--- DATASET ROWS ---
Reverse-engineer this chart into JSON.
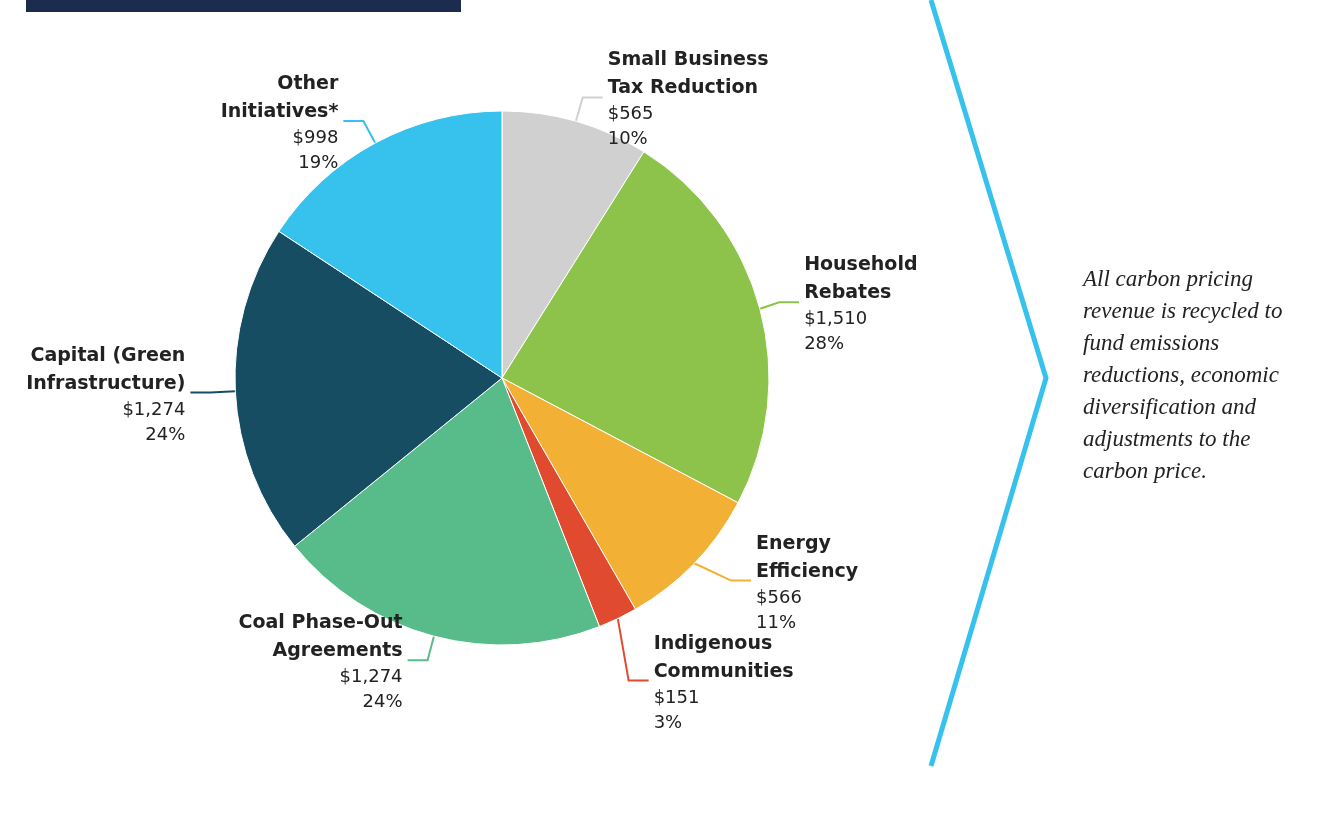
{
  "chart_data": {
    "type": "pie",
    "categories": [
      "Small Business Tax Reduction",
      "Household Rebates",
      "Energy Efficiency",
      "Indigenous Communities",
      "Coal Phase-Out Agreements",
      "Capital (Green Infrastructure)",
      "Other Initiatives*"
    ],
    "values": [
      565,
      1510,
      566,
      151,
      1274,
      1274,
      998
    ],
    "colors": [
      "#d0d0d0",
      "#8dc34a",
      "#f2b035",
      "#e04a2f",
      "#58bb8a",
      "#174d63",
      "#36c2ed"
    ],
    "value_labels": [
      "$565\n10%",
      "$1,510\n28%",
      "$566\n11%",
      "$151\n3%",
      "$1,274\n24%",
      "$1,274\n24%",
      "$998\n19%"
    ],
    "annotations": [
      "All carbon pricing revenue is recycled to fund emissions reductions, economic diversification and adjustments to the carbon price."
    ],
    "legend": false
  }
}
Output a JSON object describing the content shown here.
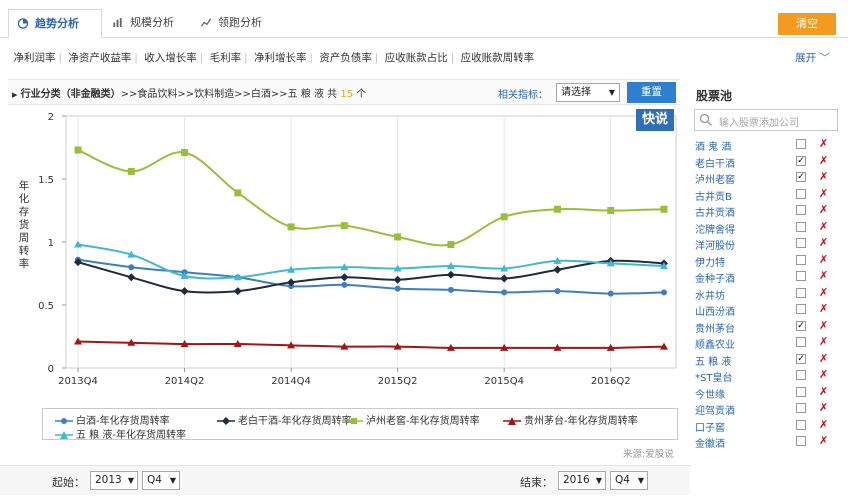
---
▸ **EXERCISE INSTRUCTIONS**: Set down the lines of the records above exactly, apart from the pictures.

▸ **OUTPUT OF THE EXERCISE**:
Reverse-engineer this chart into JSON.
{
  "chart_data": {
    "type": "pie",
    "categories": [
      "Small Business Tax Reduction",
      "Household Rebates",
      "Energy Efficiency",
      "Indigenous Communities",
      "Coal Phase-Out Agreements",
      "Capital (Green Infrastructure)",
      "Other Initiatives*"
    ],
    "values": [
      565,
      1510,
      566,
      151,
      1274,
      1274,
      998
    ],
    "colors": [
      "#d0d0d0",
      "#8dc34a",
      "#f2b035",
      "#e04a2f",
      "#58bb8a",
      "#174d63",
      "#36c2ed"
    ],
    "value_labels": [
      "$565\n10%",
      "$1,510\n28%",
      "$566\n11%",
      "$151\n3%",
      "$1,274\n24%",
      "$1,274\n24%",
      "$998\n19%"
    ],
    "annotations": [
      "All carbon pricing revenue is recycled to fund emissions reductions, economic diversification and adjustments to the carbon price."
    ],
    "legend": false
  }
}
Output a JSON object describing the content shown here.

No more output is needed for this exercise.